SHORT PROBLEM: Restate the records below word for word, and omit the images they hold.

⟨

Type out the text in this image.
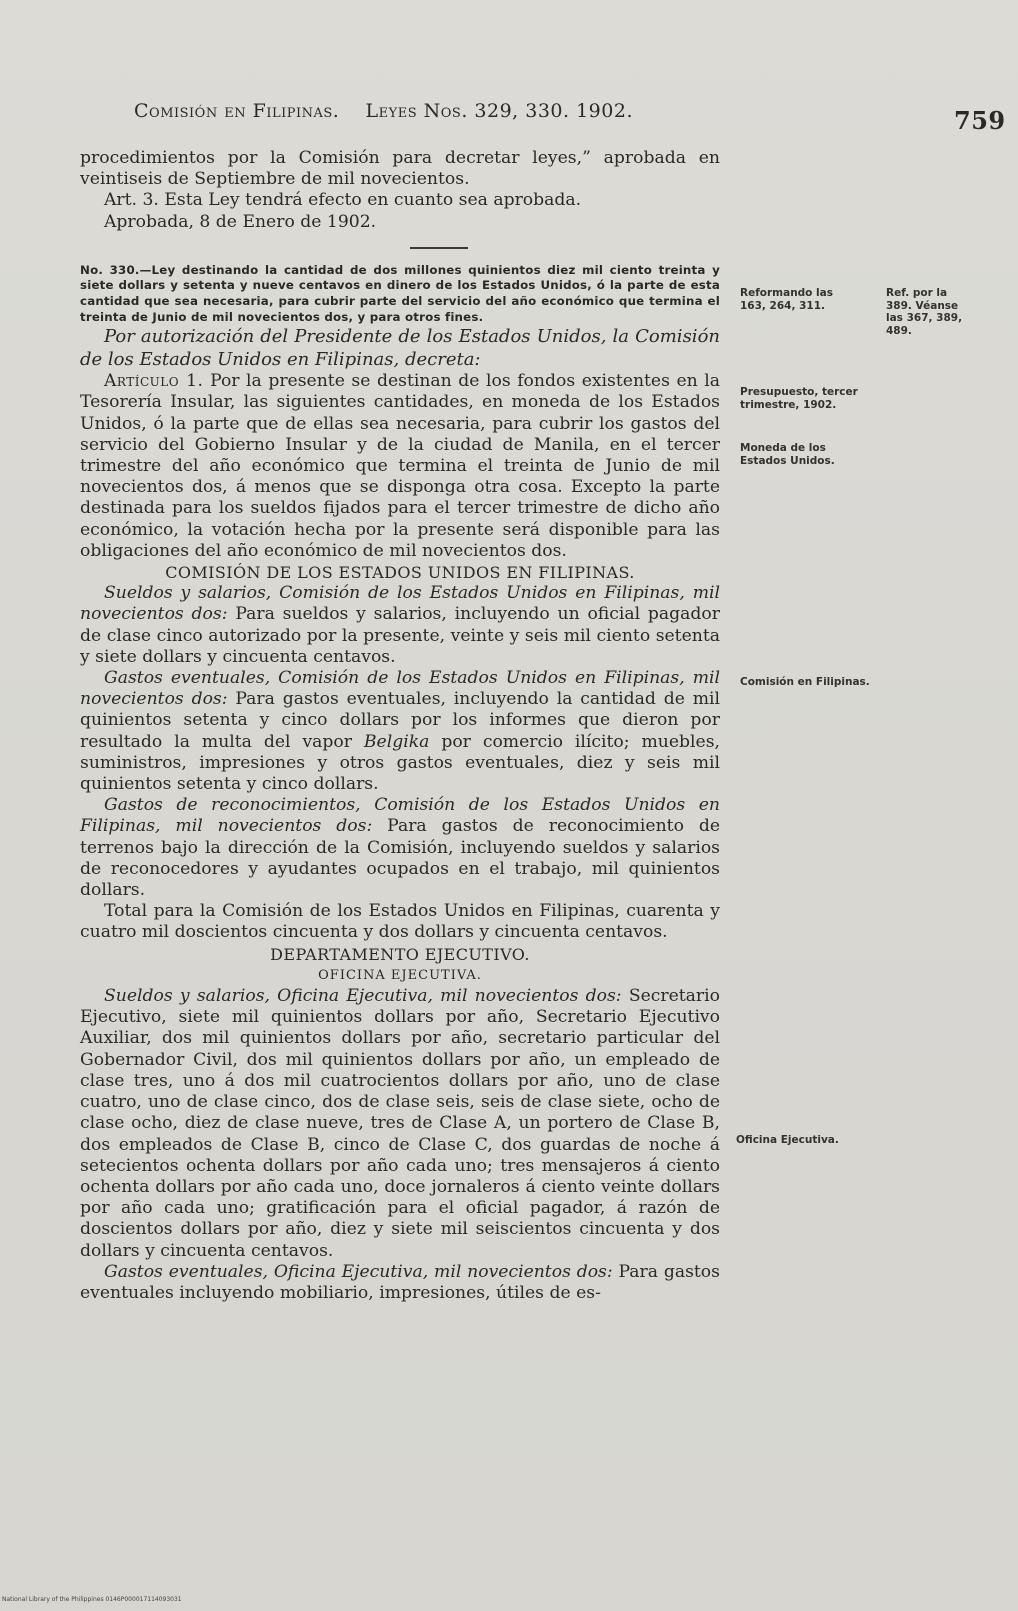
Comisión en Filipinas. Leyes Nos. 329, 330. 1902.	759

procedimientos por la Comisión para decretar leyes,” aprobada en veintiseis de Septiembre de mil novecientos.

Art. 3. Esta Ley tendrá efecto en cuanto sea aprobada.

Aprobada, 8 de Enero de 1902.

No. 330.—Ley destinando la cantidad de dos millones quinientos diez mil ciento treinta y siete dollars y setenta y nueve centavos en dinero de los Estados Unidos, ó la parte de esta cantidad que sea necesaria, para cubrir parte del servicio del año económico que termina el treinta de Junio de mil novecientos dos, y para otros fines.

Por autorización del Presidente de los Estados Unidos, la Comisión de los Estados Unidos en Filipinas, decreta:

Artículo 1. Por la presente se destinan de los fondos existentes en la Tesorería Insular, las siguientes cantidades, en moneda de los Estados Unidos, ó la parte que de ellas sea necesaria, para cubrir los gastos del servicio del Gobierno Insular y de la ciudad de Manila, en el tercer trimestre del año económico que termina el treinta de Junio de mil novecientos dos, á menos que se disponga otra cosa. Excepto la parte destinada para los sueldos fijados para el tercer trimestre de dicho año económico, la votación hecha por la presente será disponible para las obligaciones del año económico de mil novecientos dos.

COMISIÓN DE LOS ESTADOS UNIDOS EN FILIPINAS.

Sueldos y salarios, Comisión de los Estados Unidos en Filipinas, mil novecientos dos: Para sueldos y salarios, incluyendo un oficial pagador de clase cinco autorizado por la presente, veinte y seis mil ciento setenta y siete dollars y cincuenta centavos.

Gastos eventuales, Comisión de los Estados Unidos en Filipinas, mil novecientos dos: Para gastos eventuales, incluyendo la cantidad de mil quinientos setenta y cinco dollars por los informes que dieron por resultado la multa del vapor Belgika por comercio ilícito; muebles, suministros, impresiones y otros gastos eventuales, diez y seis mil quinientos setenta y cinco dollars.

Gastos de reconocimientos, Comisión de los Estados Unidos en Filipinas, mil novecientos dos: Para gastos de reconocimiento de terrenos bajo la dirección de la Comisión, incluyendo sueldos y salarios de reconocedores y ayudantes ocupados en el trabajo, mil quinientos dollars.

Total para la Comisión de los Estados Unidos en Filipinas, cuarenta y cuatro mil doscientos cincuenta y dos dollars y cincuenta centavos.

DEPARTAMENTO EJECUTIVO.

OFICINA EJECUTIVA.

Sueldos y salarios, Oficina Ejecutiva, mil novecientos dos: Secretario Ejecutivo, siete mil quinientos dollars por año, Secretario Ejecutivo Auxiliar, dos mil quinientos dollars por año, secretario particular del Gobernador Civil, dos mil quinientos dollars por año, un empleado de clase tres, uno á dos mil cuatrocientos dollars por año, uno de clase cuatro, uno de clase cinco, dos de clase seis, seis de clase siete, ocho de clase ocho, diez de clase nueve, tres de Clase A, un portero de Clase B, dos empleados de Clase B, cinco de Clase C, dos guardas de noche á setecientos ochenta dollars por año cada uno; tres mensajeros á ciento ochenta dollars por año cada uno, doce jornaleros á ciento veinte dollars por año cada uno; gratificación para el oficial pagador, á razón de doscientos dollars por año, diez y siete mil seiscientos cincuenta y dos dollars y cincuenta centavos.

Gastos eventuales, Oficina Ejecutiva, mil novecientos dos: Para gastos eventuales incluyendo mobiliario, impresiones, útiles de es-

Reformando las 163, 264, 311.
Ref. por la 389. Véanse las 367, 389, 489.
Presupuesto, tercer trimestre, 1902.
Moneda de los Estados Unidos.
Comisión en Filipinas.
Oficina Ejecutiva.
National Library of the Philippines 0146P000017114093031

⟩

SOLUTION TO THIS PROBLEM:
Type out the text in this image.
Comisión en Filipinas. Leyes Nos. 329, 330. 1902.	759

procedimientos por la Comisión para decretar leyes,” aprobada en veintiseis de Septiembre de mil novecientos.

Art. 3. Esta Ley tendrá efecto en cuanto sea aprobada.

Aprobada, 8 de Enero de 1902.

No. 330.—Ley destinando la cantidad de dos millones quinientos diez mil ciento treinta y siete dollars y setenta y nueve centavos en dinero de los Estados Unidos, ó la parte de esta cantidad que sea necesaria, para cubrir parte del servicio del año económico que termina el treinta de Junio de mil novecientos dos, y para otros fines.

Por autorización del Presidente de los Estados Unidos, la Comisión de los Estados Unidos en Filipinas, decreta:

Artículo 1. Por la presente se destinan de los fondos existentes en la Tesorería Insular, las siguientes cantidades, en moneda de los Estados Unidos, ó la parte que de ellas sea necesaria, para cubrir los gastos del servicio del Gobierno Insular y de la ciudad de Manila, en el tercer trimestre del año económico que termina el treinta de Junio de mil novecientos dos, á menos que se disponga otra cosa. Excepto la parte destinada para los sueldos fijados para el tercer trimestre de dicho año económico, la votación hecha por la presente será disponible para las obligaciones del año económico de mil novecientos dos.

COMISIÓN DE LOS ESTADOS UNIDOS EN FILIPINAS.

Sueldos y salarios, Comisión de los Estados Unidos en Filipinas, mil novecientos dos: Para sueldos y salarios, incluyendo un oficial pagador de clase cinco autorizado por la presente, veinte y seis mil ciento setenta y siete dollars y cincuenta centavos.

Gastos eventuales, Comisión de los Estados Unidos en Filipinas, mil novecientos dos: Para gastos eventuales, incluyendo la cantidad de mil quinientos setenta y cinco dollars por los informes que dieron por resultado la multa del vapor Belgika por comercio ilícito; muebles, suministros, impresiones y otros gastos eventuales, diez y seis mil quinientos setenta y cinco dollars.

Gastos de reconocimientos, Comisión de los Estados Unidos en Filipinas, mil novecientos dos: Para gastos de reconocimiento de terrenos bajo la dirección de la Comisión, incluyendo sueldos y salarios de reconocedores y ayudantes ocupados en el trabajo, mil quinientos dollars.

Total para la Comisión de los Estados Unidos en Filipinas, cuarenta y cuatro mil doscientos cincuenta y dos dollars y cincuenta centavos.

DEPARTAMENTO EJECUTIVO.

OFICINA EJECUTIVA.

Sueldos y salarios, Oficina Ejecutiva, mil novecientos dos: Secretario Ejecutivo, siete mil quinientos dollars por año, Secretario Ejecutivo Auxiliar, dos mil quinientos dollars por año, secretario particular del Gobernador Civil, dos mil quinientos dollars por año, un empleado de clase tres, uno á dos mil cuatrocientos dollars por año, uno de clase cuatro, uno de clase cinco, dos de clase seis, seis de clase siete, ocho de clase ocho, diez de clase nueve, tres de Clase A, un portero de Clase B, dos empleados de Clase B, cinco de Clase C, dos guardas de noche á setecientos ochenta dollars por año cada uno; tres mensajeros á ciento ochenta dollars por año cada uno, doce jornaleros á ciento veinte dollars por año cada uno; gratificación para el oficial pagador, á razón de doscientos dollars por año, diez y siete mil seiscientos cincuenta y dos dollars y cincuenta centavos.

Gastos eventuales, Oficina Ejecutiva, mil novecientos dos: Para gastos eventuales incluyendo mobiliario, impresiones, útiles de es-

Reformando las 163, 264, 311.
Ref. por la 389. Véanse las 367, 389, 489.
Presupuesto, tercer trimestre, 1902.
Moneda de los Estados Unidos.
Comisión en Filipinas.
Oficina Ejecutiva.
National Library of the Philippines 0146P000017114093031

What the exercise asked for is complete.